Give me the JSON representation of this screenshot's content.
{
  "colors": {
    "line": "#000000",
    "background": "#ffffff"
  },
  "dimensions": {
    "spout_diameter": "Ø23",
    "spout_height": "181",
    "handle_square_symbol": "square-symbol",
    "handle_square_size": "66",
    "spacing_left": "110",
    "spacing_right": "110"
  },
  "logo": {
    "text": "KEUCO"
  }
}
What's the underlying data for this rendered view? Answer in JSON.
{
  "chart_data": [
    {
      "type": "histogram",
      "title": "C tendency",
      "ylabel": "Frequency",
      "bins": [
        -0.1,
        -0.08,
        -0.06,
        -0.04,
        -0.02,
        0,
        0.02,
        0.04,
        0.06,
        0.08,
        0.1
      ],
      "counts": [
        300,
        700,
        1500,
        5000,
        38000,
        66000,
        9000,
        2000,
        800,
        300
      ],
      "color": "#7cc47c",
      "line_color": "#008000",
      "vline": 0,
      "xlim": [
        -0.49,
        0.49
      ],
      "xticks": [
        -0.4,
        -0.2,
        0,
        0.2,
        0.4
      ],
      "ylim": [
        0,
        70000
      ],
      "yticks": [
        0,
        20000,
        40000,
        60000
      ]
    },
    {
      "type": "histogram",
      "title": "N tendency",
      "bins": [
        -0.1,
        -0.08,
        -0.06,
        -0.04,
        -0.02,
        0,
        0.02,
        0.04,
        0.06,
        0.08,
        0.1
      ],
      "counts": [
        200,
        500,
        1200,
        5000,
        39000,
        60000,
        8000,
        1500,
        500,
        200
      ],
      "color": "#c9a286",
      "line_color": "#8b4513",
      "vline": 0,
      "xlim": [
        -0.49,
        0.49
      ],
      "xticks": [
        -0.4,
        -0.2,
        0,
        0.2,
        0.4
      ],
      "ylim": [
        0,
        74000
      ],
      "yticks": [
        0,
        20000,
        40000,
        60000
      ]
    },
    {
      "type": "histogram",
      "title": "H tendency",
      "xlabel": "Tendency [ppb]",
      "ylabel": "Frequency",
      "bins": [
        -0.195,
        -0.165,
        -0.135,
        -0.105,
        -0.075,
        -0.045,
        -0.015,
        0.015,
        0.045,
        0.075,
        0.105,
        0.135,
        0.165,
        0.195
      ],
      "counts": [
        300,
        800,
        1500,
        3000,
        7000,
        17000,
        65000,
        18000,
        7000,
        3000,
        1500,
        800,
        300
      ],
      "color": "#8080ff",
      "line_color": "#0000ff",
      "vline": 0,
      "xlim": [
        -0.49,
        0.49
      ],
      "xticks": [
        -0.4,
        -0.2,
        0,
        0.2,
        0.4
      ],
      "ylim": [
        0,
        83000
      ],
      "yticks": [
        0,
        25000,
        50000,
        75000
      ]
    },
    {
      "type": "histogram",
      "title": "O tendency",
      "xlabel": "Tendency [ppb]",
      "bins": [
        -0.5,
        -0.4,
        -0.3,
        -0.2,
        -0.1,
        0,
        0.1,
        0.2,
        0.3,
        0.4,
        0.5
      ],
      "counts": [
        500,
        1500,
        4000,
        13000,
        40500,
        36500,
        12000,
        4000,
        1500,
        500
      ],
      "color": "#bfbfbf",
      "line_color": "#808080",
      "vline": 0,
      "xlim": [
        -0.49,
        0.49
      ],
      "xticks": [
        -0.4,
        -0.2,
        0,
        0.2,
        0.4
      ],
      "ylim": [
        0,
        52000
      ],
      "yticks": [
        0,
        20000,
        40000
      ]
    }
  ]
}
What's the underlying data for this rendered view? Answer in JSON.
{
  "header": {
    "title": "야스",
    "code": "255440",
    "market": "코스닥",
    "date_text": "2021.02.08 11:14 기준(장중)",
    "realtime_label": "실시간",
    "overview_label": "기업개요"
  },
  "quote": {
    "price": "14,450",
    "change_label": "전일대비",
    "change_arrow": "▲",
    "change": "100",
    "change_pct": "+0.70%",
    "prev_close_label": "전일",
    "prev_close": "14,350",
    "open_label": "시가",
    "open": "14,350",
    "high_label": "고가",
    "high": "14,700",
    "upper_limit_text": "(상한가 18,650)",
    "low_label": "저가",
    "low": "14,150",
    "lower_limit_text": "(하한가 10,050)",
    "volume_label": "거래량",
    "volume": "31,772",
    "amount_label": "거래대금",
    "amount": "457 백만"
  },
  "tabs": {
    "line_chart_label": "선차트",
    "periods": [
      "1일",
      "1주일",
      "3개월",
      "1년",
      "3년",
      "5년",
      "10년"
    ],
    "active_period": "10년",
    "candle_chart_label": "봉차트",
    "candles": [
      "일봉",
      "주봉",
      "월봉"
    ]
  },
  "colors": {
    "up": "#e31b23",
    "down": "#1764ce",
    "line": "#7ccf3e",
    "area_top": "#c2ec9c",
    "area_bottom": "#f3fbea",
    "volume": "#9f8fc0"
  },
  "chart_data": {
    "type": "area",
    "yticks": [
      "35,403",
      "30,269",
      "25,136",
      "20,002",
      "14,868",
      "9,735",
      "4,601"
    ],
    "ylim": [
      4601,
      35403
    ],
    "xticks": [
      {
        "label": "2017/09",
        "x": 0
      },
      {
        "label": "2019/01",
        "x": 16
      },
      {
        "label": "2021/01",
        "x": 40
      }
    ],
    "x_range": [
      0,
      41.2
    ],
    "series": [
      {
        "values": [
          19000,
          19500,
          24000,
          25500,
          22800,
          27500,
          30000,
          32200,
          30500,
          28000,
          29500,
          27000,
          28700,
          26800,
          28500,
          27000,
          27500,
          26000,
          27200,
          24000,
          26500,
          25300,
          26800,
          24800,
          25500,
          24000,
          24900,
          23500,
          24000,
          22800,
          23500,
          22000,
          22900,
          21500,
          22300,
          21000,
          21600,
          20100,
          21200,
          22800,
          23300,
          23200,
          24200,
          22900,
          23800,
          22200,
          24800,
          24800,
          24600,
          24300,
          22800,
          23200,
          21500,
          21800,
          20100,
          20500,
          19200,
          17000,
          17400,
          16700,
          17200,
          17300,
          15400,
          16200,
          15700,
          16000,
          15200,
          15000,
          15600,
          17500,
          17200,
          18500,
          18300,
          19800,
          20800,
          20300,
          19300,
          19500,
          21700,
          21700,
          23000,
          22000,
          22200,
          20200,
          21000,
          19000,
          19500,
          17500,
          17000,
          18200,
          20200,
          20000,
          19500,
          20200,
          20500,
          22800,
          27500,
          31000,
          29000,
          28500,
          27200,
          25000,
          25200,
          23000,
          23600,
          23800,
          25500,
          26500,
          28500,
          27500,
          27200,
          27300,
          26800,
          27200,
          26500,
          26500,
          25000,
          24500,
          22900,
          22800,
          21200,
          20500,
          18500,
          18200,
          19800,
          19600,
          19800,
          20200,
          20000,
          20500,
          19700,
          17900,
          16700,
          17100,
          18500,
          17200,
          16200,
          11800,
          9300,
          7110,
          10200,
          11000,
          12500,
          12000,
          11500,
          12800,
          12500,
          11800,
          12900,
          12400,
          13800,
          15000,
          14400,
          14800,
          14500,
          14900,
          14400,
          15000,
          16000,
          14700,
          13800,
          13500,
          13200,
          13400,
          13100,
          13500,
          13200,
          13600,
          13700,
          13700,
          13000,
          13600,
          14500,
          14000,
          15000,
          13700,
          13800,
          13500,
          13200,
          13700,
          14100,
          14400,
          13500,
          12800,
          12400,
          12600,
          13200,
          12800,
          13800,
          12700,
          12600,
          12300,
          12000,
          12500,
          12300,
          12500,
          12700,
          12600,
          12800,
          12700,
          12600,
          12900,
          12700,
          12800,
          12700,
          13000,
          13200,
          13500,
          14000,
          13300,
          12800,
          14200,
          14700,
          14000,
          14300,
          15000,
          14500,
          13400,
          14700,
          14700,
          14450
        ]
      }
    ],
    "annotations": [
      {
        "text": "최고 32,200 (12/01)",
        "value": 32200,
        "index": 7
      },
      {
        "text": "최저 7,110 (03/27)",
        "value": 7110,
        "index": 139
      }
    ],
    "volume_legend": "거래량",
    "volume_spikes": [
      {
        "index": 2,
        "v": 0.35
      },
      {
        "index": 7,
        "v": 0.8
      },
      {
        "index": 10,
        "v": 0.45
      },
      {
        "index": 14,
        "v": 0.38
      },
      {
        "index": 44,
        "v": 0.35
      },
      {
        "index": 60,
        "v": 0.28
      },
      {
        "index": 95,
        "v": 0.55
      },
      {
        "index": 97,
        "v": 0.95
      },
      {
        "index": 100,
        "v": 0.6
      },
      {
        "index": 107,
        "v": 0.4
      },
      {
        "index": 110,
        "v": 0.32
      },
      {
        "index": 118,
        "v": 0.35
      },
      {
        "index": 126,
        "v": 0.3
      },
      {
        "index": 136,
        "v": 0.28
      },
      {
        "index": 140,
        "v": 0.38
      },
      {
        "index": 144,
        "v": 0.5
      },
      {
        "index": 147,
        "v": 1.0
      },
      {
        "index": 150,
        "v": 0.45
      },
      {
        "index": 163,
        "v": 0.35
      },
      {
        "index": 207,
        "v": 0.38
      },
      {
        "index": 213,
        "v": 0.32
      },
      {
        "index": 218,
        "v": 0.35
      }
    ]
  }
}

◆ ◆ ◆ ◆

DIRECTIONS:
State how many lines of the listing hold the string "title"; reply with the number and nothing else.

WRITTEN ANSWER:
5